-- start of PROVIDED MATERIAL --

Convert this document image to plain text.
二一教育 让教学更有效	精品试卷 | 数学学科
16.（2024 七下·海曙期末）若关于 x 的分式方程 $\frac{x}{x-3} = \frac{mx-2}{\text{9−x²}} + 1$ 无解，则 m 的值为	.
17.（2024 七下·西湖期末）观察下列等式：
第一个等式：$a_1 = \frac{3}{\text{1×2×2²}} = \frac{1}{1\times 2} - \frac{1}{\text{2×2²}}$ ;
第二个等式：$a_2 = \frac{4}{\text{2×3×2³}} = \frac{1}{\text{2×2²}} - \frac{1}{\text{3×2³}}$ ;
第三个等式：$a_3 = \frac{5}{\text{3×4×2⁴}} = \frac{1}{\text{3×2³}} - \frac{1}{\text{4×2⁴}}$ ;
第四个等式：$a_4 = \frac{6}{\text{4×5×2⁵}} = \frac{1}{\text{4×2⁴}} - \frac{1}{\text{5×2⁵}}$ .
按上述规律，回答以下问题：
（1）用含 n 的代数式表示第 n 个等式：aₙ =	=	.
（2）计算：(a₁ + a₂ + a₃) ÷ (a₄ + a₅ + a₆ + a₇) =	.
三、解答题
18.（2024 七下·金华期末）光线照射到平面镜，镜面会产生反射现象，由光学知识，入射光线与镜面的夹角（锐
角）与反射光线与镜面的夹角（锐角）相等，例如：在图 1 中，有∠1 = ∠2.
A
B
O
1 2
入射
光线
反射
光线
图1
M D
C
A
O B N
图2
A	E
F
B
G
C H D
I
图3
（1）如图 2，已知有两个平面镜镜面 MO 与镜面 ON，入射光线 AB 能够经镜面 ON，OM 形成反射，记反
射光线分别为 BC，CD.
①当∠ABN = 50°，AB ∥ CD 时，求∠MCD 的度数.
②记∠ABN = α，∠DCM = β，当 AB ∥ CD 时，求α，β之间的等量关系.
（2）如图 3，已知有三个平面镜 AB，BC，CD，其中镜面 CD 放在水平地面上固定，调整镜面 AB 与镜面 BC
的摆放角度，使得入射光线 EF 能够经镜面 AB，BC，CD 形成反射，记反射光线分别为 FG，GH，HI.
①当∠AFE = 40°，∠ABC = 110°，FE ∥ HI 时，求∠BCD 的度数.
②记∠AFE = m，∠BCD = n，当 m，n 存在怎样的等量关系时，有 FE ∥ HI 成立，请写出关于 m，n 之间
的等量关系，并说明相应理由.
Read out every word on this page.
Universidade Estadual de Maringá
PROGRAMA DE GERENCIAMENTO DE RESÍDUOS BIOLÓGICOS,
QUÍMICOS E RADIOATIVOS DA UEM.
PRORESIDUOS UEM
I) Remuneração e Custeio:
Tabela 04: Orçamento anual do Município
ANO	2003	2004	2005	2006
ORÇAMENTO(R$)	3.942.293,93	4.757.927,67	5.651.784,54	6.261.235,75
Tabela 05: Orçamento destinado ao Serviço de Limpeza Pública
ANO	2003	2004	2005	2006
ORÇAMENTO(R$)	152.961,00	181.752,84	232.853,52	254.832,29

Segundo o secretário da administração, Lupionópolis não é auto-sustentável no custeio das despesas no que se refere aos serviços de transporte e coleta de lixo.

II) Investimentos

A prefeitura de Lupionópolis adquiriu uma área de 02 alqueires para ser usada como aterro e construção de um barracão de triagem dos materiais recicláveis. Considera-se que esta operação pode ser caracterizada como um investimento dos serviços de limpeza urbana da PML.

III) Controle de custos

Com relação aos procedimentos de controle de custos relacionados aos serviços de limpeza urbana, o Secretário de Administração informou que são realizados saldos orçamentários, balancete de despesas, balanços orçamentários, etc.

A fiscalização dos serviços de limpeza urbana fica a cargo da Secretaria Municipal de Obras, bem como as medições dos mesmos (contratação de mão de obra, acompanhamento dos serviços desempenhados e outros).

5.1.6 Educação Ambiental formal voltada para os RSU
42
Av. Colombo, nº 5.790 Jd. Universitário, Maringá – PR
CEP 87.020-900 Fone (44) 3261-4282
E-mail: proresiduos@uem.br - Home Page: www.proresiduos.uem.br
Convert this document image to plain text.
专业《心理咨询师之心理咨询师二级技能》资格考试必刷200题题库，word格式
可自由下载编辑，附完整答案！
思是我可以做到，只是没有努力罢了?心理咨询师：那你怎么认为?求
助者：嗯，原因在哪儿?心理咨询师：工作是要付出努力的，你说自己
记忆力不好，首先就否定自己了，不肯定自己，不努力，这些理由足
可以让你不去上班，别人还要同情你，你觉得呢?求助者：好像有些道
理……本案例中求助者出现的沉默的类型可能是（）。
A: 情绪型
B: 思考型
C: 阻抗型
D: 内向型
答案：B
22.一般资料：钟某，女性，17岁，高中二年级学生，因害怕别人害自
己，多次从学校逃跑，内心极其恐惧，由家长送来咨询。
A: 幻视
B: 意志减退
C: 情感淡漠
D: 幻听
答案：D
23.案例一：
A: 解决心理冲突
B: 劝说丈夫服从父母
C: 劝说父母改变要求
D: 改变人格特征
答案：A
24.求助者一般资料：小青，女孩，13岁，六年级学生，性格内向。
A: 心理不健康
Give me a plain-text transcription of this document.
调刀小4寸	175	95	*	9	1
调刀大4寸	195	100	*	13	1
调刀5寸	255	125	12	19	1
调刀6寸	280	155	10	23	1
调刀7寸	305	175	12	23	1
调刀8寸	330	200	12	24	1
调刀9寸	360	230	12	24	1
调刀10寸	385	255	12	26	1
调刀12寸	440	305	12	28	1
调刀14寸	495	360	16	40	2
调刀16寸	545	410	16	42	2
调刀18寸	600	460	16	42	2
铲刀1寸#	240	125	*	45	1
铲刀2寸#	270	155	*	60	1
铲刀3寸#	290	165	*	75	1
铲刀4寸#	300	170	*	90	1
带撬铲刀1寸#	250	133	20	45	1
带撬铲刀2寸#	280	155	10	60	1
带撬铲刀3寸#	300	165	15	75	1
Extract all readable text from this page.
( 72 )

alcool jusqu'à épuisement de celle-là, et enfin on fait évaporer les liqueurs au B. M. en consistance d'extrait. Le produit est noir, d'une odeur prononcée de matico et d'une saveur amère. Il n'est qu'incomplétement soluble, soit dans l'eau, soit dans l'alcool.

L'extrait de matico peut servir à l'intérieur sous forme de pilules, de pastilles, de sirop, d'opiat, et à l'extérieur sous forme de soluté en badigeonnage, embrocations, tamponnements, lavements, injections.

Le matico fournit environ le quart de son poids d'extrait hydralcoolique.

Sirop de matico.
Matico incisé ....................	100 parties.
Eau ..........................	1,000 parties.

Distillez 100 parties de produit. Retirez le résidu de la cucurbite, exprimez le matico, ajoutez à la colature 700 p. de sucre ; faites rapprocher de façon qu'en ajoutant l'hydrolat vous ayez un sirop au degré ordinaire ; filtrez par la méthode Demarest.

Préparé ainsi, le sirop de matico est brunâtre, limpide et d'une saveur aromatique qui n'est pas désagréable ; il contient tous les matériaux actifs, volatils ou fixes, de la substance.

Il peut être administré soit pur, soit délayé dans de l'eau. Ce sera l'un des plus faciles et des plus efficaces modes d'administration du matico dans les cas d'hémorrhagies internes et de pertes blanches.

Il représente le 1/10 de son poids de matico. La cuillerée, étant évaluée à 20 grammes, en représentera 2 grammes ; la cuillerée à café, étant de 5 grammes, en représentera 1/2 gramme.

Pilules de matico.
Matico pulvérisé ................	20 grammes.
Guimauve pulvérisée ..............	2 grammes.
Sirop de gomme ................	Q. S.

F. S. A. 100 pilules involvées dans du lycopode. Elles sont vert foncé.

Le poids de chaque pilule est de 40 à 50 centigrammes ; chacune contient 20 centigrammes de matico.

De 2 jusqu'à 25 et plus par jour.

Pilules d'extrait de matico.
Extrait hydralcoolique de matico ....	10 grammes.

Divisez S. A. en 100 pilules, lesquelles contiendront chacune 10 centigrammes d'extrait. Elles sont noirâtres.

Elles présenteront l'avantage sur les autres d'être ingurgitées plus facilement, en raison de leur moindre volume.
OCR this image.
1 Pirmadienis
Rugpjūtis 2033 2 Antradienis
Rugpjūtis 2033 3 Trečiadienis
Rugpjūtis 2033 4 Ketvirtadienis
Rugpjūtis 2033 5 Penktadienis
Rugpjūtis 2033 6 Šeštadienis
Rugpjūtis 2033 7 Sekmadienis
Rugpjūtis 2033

-- end of PROVIDED MATERIAL --

*WHAT IS NEEDED*. Scan the records for the string "contient". Copy each line in which it appears.

*COMPLETE RESPONSE*.
Préparé ainsi, le sirop de matico est brunâtre, limpide et d'une saveur aromatique qui n'est pas désagréable ; il contient tous les matériaux actifs, volatils ou fixes, de la substance.
Le poids de chaque pilule est de 40 à 50 centigrammes ; chacune contient 20 centigrammes de matico.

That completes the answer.